Input data:
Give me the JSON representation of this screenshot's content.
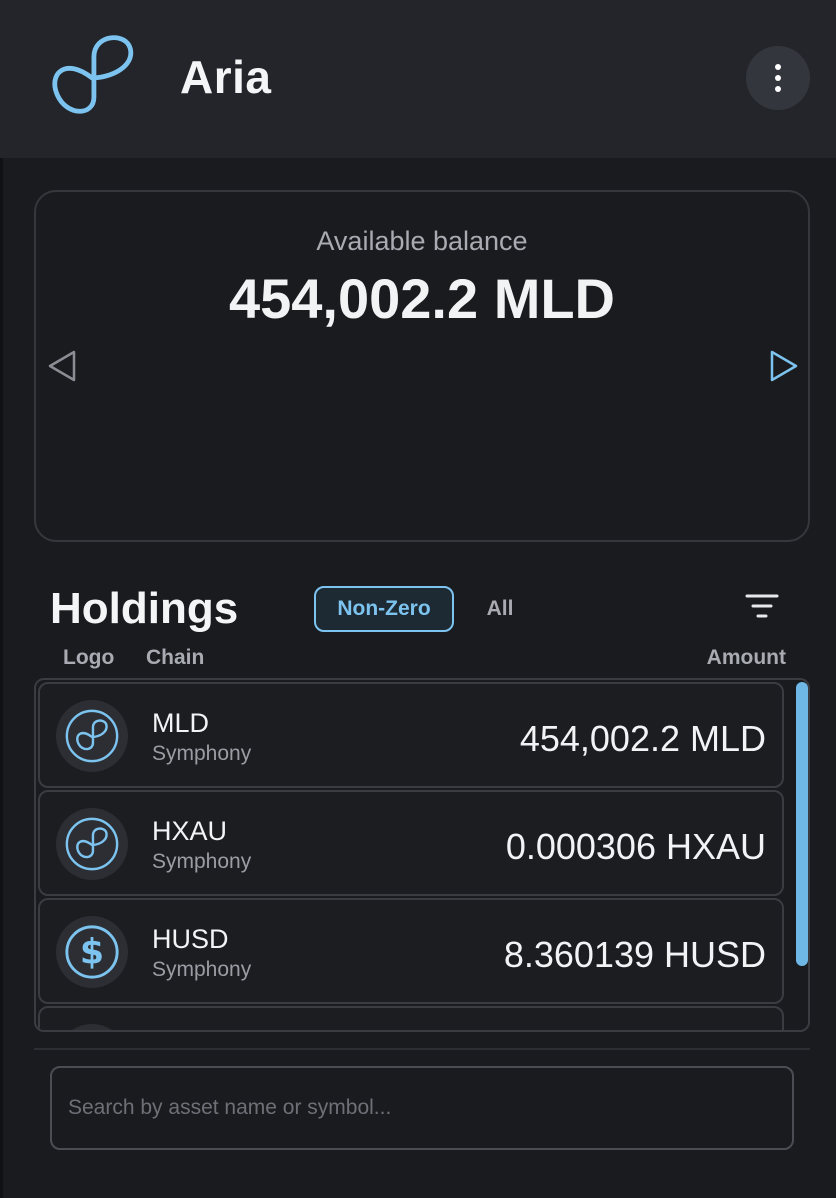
{
  "app": {
    "title": "Aria",
    "accent_color": "#7cc3ef",
    "logo_icon": "infinity-loop-logo"
  },
  "header": {
    "menu_icon": "vertical-dots-icon"
  },
  "balance": {
    "label": "Available balance",
    "value": "454,002.2 MLD",
    "prev_icon": "triangle-left-icon",
    "next_icon": "triangle-right-icon"
  },
  "holdings": {
    "title": "Holdings",
    "filters": [
      {
        "label": "Non-Zero",
        "active": true
      },
      {
        "label": "All",
        "active": false
      }
    ],
    "sort_icon": "filter-lines-icon",
    "columns": {
      "logo": "Logo",
      "chain": "Chain",
      "amount": "Amount"
    },
    "items": [
      {
        "symbol": "MLD",
        "chain": "Symphony",
        "amount": "454,002.2 MLD",
        "icon": "symphony-loop-icon"
      },
      {
        "symbol": "HXAU",
        "chain": "Symphony",
        "amount": "0.000306 HXAU",
        "icon": "symphony-loop-icon"
      },
      {
        "symbol": "HUSD",
        "chain": "Symphony",
        "amount": "8.360139 HUSD",
        "icon": "dollar-icon"
      }
    ]
  },
  "search": {
    "placeholder": "Search by asset name or symbol...",
    "value": ""
  }
}
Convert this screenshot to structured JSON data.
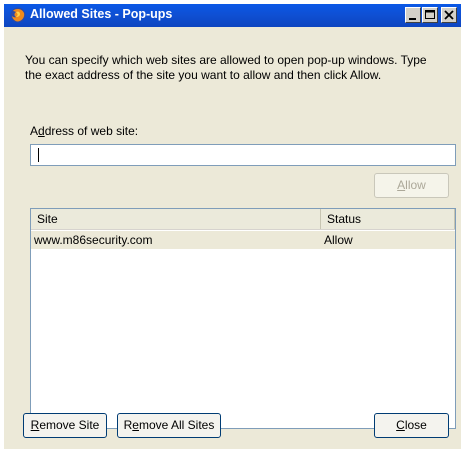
{
  "window": {
    "title": "Allowed Sites - Pop-ups",
    "icon": "firefox-icon",
    "controls": [
      "minimize-icon",
      "maximize-icon",
      "close-icon"
    ]
  },
  "dialog": {
    "intro_text": "You can specify which web sites are allowed to open pop-up windows. Type the exact address of the site you want to allow and then click Allow.",
    "address_label_accesskey": "d",
    "address_label_pre": "A",
    "address_label_post": "dress of web site:",
    "address_value": "",
    "allow_button": {
      "accesskey": "A",
      "rest": "llow",
      "disabled": true
    },
    "table": {
      "columns": [
        "Site",
        "Status"
      ],
      "rows": [
        {
          "site": "www.m86security.com",
          "status": "Allow"
        }
      ]
    },
    "buttons": {
      "remove_site": {
        "accesskey": "R",
        "rest": "emove Site"
      },
      "remove_all": {
        "pre": "R",
        "accesskey": "e",
        "rest": "move All Sites"
      },
      "close": {
        "accesskey": "C",
        "rest": "lose"
      }
    }
  },
  "colors": {
    "titlebar": "#0a58e6",
    "dialog_bg": "#ece9d8",
    "input_border": "#7f9db9",
    "button_border": "#003c74"
  }
}
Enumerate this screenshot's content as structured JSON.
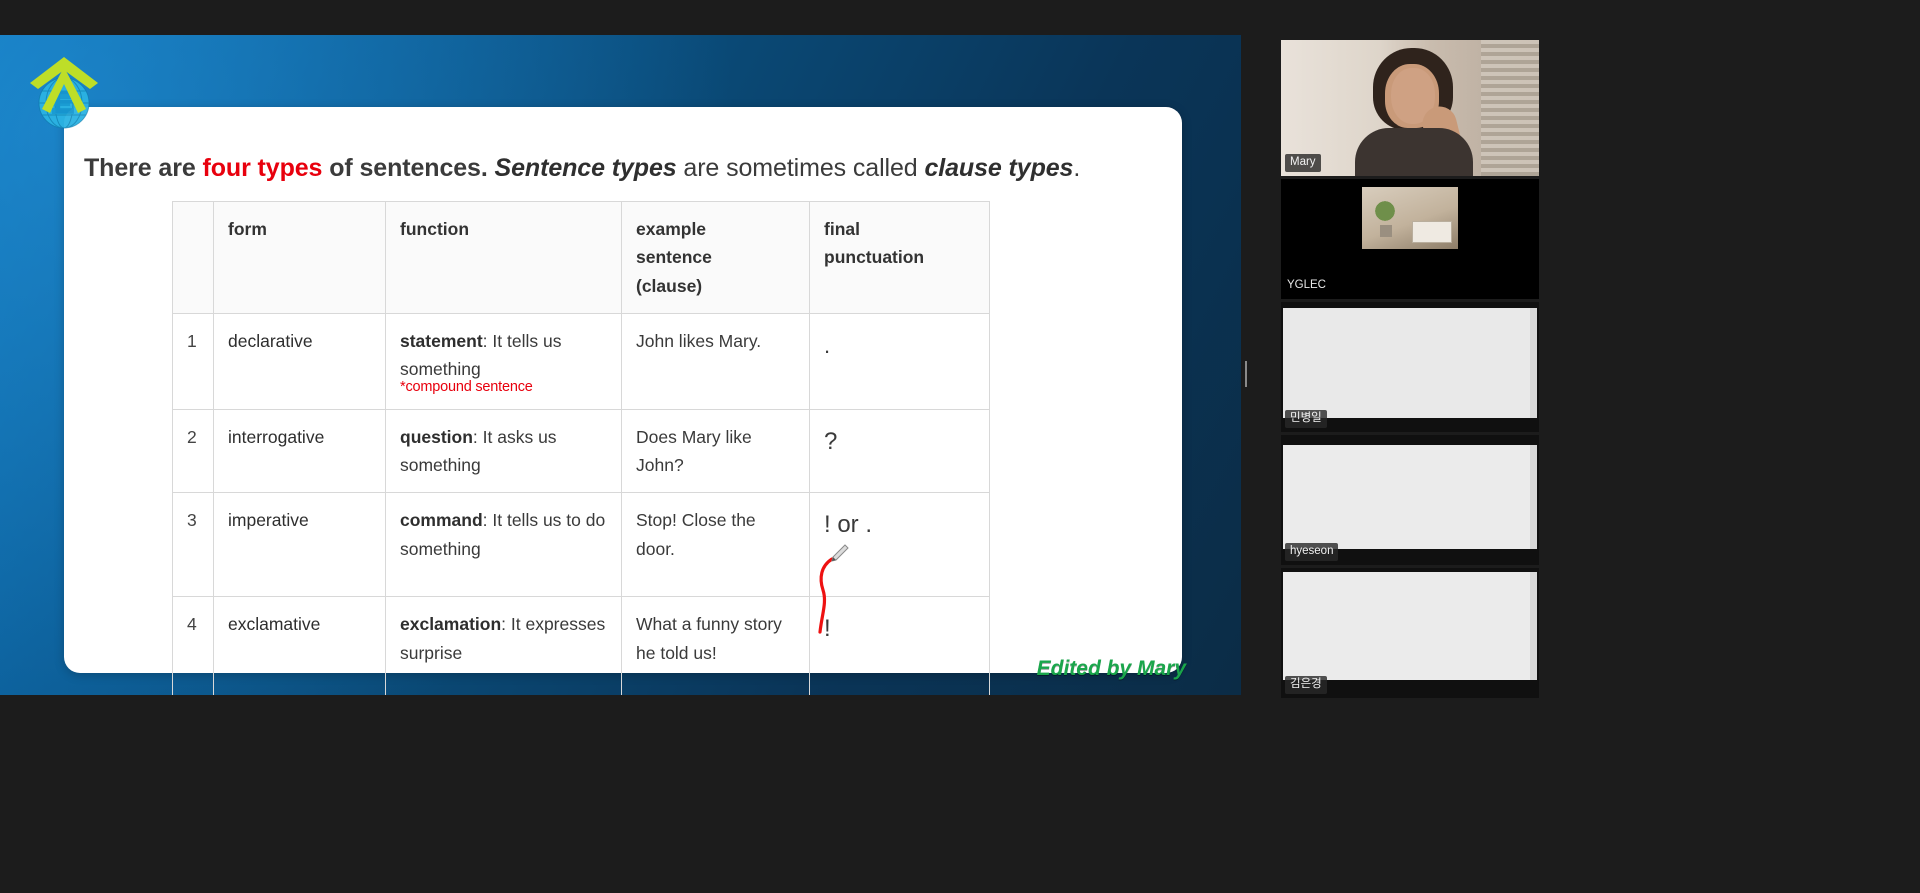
{
  "window": {
    "background_color": "#1c1c1c",
    "stage_gradient_from": "#0d73b8",
    "stage_gradient_to": "#0b2c46"
  },
  "logo": {
    "name": "yglec-arrow-globe-logo",
    "arrow_color": "#bede28",
    "globe_color": "#2bb3e3",
    "letter": "E"
  },
  "slide": {
    "heading": {
      "part1": "There are ",
      "accent": "four types",
      "part2": " of sentences. ",
      "italic1": "Sentence types",
      "part3": " are sometimes called ",
      "italic2": "clause types",
      "part4": "."
    },
    "credit": "Edited by Mary",
    "credit_color": "#1aa64b",
    "annotation_color": "#e8000d"
  },
  "table": {
    "headers": [
      "",
      "form",
      "function",
      "example sentence (clause)",
      "final punctuation"
    ],
    "header_cells": {
      "num": "",
      "form": "form",
      "function": "function",
      "example_line1": "example",
      "example_line2": "sentence",
      "example_line3": "(clause)",
      "punctuation_line1": "final",
      "punctuation_line2": "punctuation"
    },
    "rows": [
      {
        "num": "1",
        "form": "declarative",
        "function_bold": "statement",
        "function_rest": ": It tells us something",
        "function_note": "*compound sentence",
        "example": "John likes Mary.",
        "punctuation": "."
      },
      {
        "num": "2",
        "form": "interrogative",
        "function_bold": "question",
        "function_rest": ": It asks us something",
        "function_note": "",
        "example": "Does Mary like John?",
        "punctuation": "?"
      },
      {
        "num": "3",
        "form": "imperative",
        "function_bold": "command",
        "function_rest": ": It tells us to do something",
        "function_note": "",
        "example": "Stop! Close the door.",
        "punctuation": "! or ."
      },
      {
        "num": "4",
        "form": "exclamative",
        "function_bold": "exclamation",
        "function_rest": ": It expresses surprise",
        "function_note": "",
        "example": "What a funny story he told us!",
        "punctuation": "!"
      }
    ]
  },
  "filmstrip": {
    "participants": [
      {
        "name": "Mary",
        "active_speaker": true
      },
      {
        "name": "YGLEC",
        "active_speaker": false
      },
      {
        "name": "민병일",
        "active_speaker": false
      },
      {
        "name": "hyeseon",
        "active_speaker": false
      },
      {
        "name": "김은경",
        "active_speaker": false
      }
    ],
    "active_border_color": "#b8e03a"
  },
  "controls": {
    "drag_handle": "share-resize-handle"
  }
}
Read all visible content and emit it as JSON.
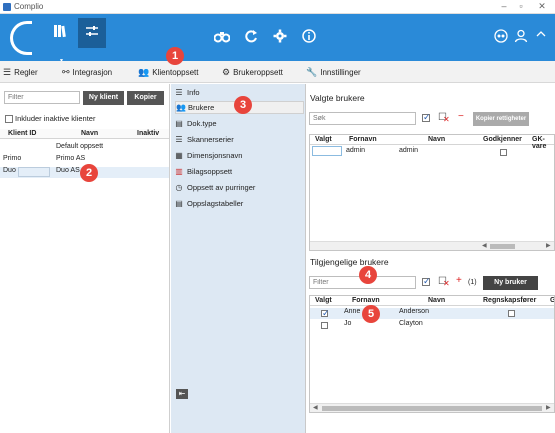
{
  "window": {
    "title": "Complio"
  },
  "menu": {
    "items": [
      {
        "label": "Regler",
        "icon": "list-icon"
      },
      {
        "label": "Integrasjon",
        "icon": "link-icon"
      },
      {
        "label": "Klientoppsett",
        "icon": "users-icon"
      },
      {
        "label": "Brukeroppsett",
        "icon": "user-settings-icon"
      },
      {
        "label": "Innstillinger",
        "icon": "wrench-icon"
      }
    ]
  },
  "left": {
    "filter_placeholder": "Filter",
    "new_client_label": "Ny klient",
    "copy_label": "Kopier",
    "include_inactive_label": "Inkluder inaktive klienter",
    "columns": [
      "Klient ID",
      "Navn",
      "Inaktiv"
    ],
    "rows": [
      {
        "id": "",
        "name": "Default oppsett"
      },
      {
        "id": "Primo",
        "name": "Primo AS"
      },
      {
        "id": "Duo",
        "name": "Duo AS"
      }
    ]
  },
  "mid": {
    "items": [
      {
        "label": "Info"
      },
      {
        "label": "Brukere"
      },
      {
        "label": "Dok.type"
      },
      {
        "label": "Skannerserier"
      },
      {
        "label": "Dimensjonsnavn"
      },
      {
        "label": "Bilagsoppsett"
      },
      {
        "label": "Oppsett av purringer"
      },
      {
        "label": "Oppslagstabeller"
      }
    ]
  },
  "selected_users": {
    "title": "Valgte brukere",
    "filter_placeholder": "Søk",
    "copy_rights_label": "Kopier rettigheter",
    "columns": [
      "Valgt",
      "Fornavn",
      "Navn",
      "Godkjenner",
      "GK-vare"
    ],
    "rows": [
      {
        "first": "admin",
        "last": "admin"
      }
    ]
  },
  "available_users": {
    "title": "Tilgjengelige brukere",
    "filter_placeholder": "Filter",
    "count": "(1)",
    "new_user_label": "Ny bruker",
    "columns": [
      "Valgt",
      "Fornavn",
      "Navn",
      "Regnskapsfører",
      "G"
    ],
    "rows": [
      {
        "first": "Anne",
        "last": "Anderson",
        "checked": true
      },
      {
        "first": "Jo",
        "last": "Clayton",
        "checked": false
      }
    ]
  },
  "badges": [
    "1",
    "2",
    "3",
    "4",
    "5"
  ],
  "colors": {
    "topbar": "#2a8ad8",
    "accent_red": "#e8453c",
    "nav_panel": "#dde8f3"
  }
}
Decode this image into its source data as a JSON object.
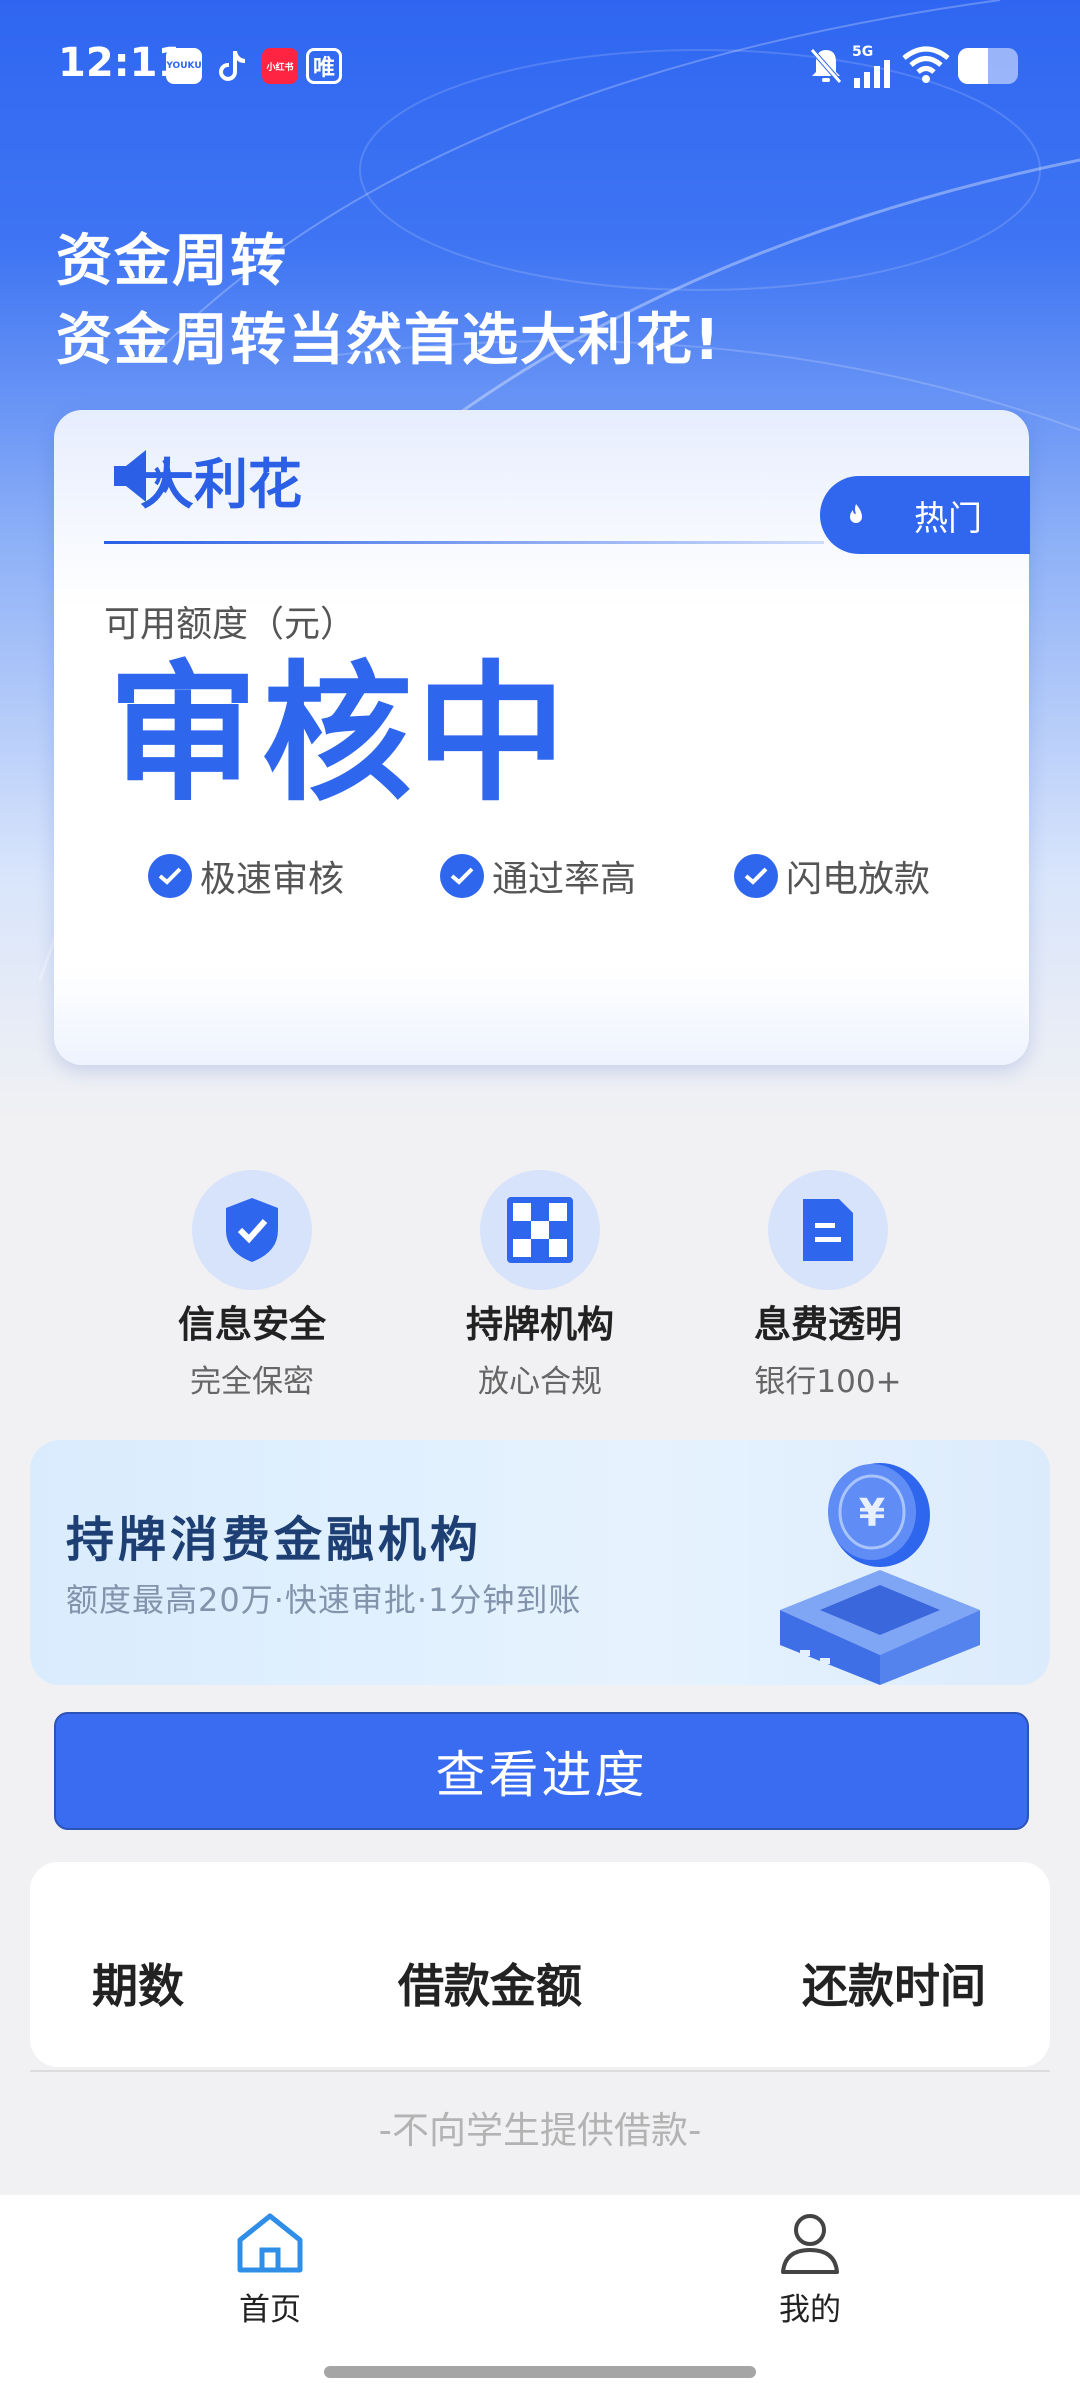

Goal:
Each line holding the word "last" counts once; report the total and nothing else.

Answer to this problem:
3